▸ Exercise brief:
Every line with the word "this" in it should be extracted from the data that follows.

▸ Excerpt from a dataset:
╔══
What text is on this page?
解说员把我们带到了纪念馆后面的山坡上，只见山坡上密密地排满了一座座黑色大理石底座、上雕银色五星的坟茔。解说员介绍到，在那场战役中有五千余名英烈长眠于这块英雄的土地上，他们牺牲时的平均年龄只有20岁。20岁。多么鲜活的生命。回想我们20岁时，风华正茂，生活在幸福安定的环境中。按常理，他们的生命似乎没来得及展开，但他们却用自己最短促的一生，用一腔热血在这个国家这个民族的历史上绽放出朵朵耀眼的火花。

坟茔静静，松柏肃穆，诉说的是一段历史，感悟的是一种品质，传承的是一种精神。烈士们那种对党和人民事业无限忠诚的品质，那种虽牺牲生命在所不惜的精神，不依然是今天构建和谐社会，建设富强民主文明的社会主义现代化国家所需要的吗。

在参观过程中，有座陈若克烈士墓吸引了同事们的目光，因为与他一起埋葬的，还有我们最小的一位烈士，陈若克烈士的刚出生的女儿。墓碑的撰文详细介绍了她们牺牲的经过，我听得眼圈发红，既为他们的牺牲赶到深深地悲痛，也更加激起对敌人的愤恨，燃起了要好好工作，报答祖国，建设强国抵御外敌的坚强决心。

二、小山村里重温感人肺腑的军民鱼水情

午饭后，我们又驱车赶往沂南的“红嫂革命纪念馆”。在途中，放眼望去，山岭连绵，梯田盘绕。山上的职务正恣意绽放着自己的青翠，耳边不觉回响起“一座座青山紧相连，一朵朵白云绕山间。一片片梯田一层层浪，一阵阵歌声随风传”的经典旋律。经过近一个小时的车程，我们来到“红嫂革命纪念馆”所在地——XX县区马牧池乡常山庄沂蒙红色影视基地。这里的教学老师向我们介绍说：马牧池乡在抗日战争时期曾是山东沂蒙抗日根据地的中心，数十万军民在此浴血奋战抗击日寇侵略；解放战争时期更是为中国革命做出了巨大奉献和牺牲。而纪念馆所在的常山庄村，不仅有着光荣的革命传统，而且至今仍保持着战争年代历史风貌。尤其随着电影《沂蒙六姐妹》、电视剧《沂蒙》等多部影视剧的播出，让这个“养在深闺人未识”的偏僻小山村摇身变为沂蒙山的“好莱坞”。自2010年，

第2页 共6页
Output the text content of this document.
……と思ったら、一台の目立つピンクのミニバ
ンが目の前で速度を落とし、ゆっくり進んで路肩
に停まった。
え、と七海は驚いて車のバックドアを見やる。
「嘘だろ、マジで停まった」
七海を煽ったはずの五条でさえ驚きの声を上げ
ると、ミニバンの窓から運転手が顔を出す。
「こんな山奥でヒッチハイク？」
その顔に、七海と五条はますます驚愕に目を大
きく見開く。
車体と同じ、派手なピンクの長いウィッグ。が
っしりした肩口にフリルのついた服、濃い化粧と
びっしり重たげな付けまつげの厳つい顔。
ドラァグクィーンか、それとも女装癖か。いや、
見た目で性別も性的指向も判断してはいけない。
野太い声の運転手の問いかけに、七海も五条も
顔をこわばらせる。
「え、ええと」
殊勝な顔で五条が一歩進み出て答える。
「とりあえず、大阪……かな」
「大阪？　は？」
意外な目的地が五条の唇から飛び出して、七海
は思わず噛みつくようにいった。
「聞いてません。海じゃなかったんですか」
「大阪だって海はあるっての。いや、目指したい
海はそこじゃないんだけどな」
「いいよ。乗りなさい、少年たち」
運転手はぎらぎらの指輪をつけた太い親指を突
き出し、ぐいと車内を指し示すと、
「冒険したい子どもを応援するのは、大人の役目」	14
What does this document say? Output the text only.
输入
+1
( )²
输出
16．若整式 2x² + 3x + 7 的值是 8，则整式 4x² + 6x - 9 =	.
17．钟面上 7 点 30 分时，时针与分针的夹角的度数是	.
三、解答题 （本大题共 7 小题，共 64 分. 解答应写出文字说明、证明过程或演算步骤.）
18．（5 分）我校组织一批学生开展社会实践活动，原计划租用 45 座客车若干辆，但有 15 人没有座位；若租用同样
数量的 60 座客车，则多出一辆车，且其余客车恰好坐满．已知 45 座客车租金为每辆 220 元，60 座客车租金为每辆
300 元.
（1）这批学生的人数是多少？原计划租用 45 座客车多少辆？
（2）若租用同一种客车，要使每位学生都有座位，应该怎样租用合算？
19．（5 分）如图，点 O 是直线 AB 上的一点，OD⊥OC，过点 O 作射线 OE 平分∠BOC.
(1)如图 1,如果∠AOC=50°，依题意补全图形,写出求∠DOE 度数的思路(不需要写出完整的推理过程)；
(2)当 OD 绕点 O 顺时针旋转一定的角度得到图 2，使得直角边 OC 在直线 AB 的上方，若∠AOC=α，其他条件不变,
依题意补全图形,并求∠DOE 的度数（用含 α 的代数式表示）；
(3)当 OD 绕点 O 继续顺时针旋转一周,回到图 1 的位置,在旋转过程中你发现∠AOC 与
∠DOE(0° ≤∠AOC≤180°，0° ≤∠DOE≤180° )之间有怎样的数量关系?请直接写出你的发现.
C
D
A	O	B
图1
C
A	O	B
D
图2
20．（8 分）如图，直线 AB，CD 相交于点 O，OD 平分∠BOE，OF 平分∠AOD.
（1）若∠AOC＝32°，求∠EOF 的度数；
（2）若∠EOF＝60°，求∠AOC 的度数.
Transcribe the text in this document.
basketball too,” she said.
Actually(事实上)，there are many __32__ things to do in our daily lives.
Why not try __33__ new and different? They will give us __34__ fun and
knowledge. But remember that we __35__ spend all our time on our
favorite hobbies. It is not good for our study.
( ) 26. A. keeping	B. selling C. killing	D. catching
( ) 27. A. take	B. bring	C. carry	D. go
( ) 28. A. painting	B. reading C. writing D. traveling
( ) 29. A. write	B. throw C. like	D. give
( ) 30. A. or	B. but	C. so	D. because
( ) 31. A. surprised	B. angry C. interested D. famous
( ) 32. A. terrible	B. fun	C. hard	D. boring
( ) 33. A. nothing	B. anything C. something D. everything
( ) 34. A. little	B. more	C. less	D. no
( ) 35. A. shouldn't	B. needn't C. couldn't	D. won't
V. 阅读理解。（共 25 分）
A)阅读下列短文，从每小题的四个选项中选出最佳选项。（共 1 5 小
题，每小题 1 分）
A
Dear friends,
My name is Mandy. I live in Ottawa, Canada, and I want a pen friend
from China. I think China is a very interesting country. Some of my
╚══
▸ Expected output:
What text is on this page?
Output the text content of this document.
What does this document say? Output the text only.
Transcribe the text in this document.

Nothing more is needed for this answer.